## Start Information supplied
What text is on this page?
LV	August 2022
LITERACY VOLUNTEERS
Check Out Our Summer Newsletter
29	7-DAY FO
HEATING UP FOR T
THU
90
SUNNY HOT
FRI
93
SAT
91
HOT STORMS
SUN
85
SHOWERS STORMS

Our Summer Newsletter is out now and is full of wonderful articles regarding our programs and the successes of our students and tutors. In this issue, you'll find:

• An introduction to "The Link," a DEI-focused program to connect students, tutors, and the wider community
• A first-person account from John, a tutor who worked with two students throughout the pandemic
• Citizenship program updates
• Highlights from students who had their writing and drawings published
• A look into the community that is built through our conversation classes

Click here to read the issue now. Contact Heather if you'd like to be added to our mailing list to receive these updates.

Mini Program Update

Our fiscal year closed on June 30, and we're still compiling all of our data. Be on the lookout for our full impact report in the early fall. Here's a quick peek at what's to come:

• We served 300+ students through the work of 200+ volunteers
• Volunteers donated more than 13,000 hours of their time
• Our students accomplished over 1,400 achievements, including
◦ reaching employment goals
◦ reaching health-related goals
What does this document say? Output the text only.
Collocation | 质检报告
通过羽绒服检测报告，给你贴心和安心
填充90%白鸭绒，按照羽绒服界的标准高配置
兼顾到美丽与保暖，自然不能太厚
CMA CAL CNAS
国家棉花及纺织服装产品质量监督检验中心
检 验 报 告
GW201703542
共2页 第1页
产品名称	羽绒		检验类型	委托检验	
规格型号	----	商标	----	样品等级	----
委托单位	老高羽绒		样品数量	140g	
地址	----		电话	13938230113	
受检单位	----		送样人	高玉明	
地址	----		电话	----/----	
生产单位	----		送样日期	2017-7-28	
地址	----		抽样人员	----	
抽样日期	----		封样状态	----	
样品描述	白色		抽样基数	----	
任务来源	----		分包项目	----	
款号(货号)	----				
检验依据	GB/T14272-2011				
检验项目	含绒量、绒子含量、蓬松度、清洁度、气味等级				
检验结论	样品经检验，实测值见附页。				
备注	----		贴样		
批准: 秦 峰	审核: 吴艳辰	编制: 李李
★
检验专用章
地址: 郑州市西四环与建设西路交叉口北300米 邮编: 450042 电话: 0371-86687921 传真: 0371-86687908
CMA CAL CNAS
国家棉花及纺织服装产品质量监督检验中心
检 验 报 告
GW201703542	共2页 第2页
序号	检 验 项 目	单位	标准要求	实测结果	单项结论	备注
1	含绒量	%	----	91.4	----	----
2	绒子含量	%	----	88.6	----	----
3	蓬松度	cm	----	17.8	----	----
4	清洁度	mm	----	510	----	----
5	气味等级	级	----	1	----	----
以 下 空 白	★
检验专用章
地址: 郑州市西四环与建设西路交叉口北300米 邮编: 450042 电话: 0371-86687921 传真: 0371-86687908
## End Information supplied
- _What the task requires_
Every record should be repeated exactly; please leave none out.

- _Finished exercise_
What text is on this page?
LV	August 2022
LITERACY VOLUNTEERS
Check Out Our Summer Newsletter
29	7-DAY FO
HEATING UP FOR T
THU
90
SUNNY HOT
FRI
93
SAT
91
HOT STORMS
SUN
85
SHOWERS STORMS

Our Summer Newsletter is out now and is full of wonderful articles regarding our programs and the successes of our students and tutors. In this issue, you'll find:

• An introduction to "The Link," a DEI-focused program to connect students, tutors, and the wider community
• A first-person account from John, a tutor who worked with two students throughout the pandemic
• Citizenship program updates
• Highlights from students who had their writing and drawings published
• A look into the community that is built through our conversation classes

Click here to read the issue now. Contact Heather if you'd like to be added to our mailing list to receive these updates.

Mini Program Update

Our fiscal year closed on June 30, and we're still compiling all of our data. Be on the lookout for our full impact report in the early fall. Here's a quick peek at what's to come:

• We served 300+ students through the work of 200+ volunteers
• Volunteers donated more than 13,000 hours of their time
• Our students accomplished over 1,400 achievements, including
◦ reaching employment goals
◦ reaching health-related goals
What does this document say? Output the text only.
Collocation | 质检报告
通过羽绒服检测报告，给你贴心和安心
填充90%白鸭绒，按照羽绒服界的标准高配置
兼顾到美丽与保暖，自然不能太厚
CMA CAL CNAS
国家棉花及纺织服装产品质量监督检验中心
检 验 报 告
GW201703542
共2页 第1页
产品名称	羽绒		检验类型	委托检验	
规格型号	----	商标	----	样品等级	----
委托单位	老高羽绒		样品数量	140g	
地址	----		电话	13938230113	
受检单位	----		送样人	高玉明	
地址	----		电话	----/----	
生产单位	----		送样日期	2017-7-28	
地址	----		抽样人员	----	
抽样日期	----		封样状态	----	
样品描述	白色		抽样基数	----	
任务来源	----		分包项目	----	
款号(货号)	----				
检验依据	GB/T14272-2011				
检验项目	含绒量、绒子含量、蓬松度、清洁度、气味等级				
检验结论	样品经检验，实测值见附页。				
备注	----		贴样		
批准: 秦 峰	审核: 吴艳辰	编制: 李李
★
检验专用章
地址: 郑州市西四环与建设西路交叉口北300米 邮编: 450042 电话: 0371-86687921 传真: 0371-86687908
CMA CAL CNAS
国家棉花及纺织服装产品质量监督检验中心
检 验 报 告
GW201703542	共2页 第2页
序号	检 验 项 目	单位	标准要求	实测结果	单项结论	备注
1	含绒量	%	----	91.4	----	----
2	绒子含量	%	----	88.6	----	----
3	蓬松度	cm	----	17.8	----	----
4	清洁度	mm	----	510	----	----
5	气味等级	级	----	1	----	----
以 下 空 白	★
检验专用章
地址: 郑州市西四环与建设西路交叉口北300米 邮编: 450042 电话: 0371-86687921 传真: 0371-86687908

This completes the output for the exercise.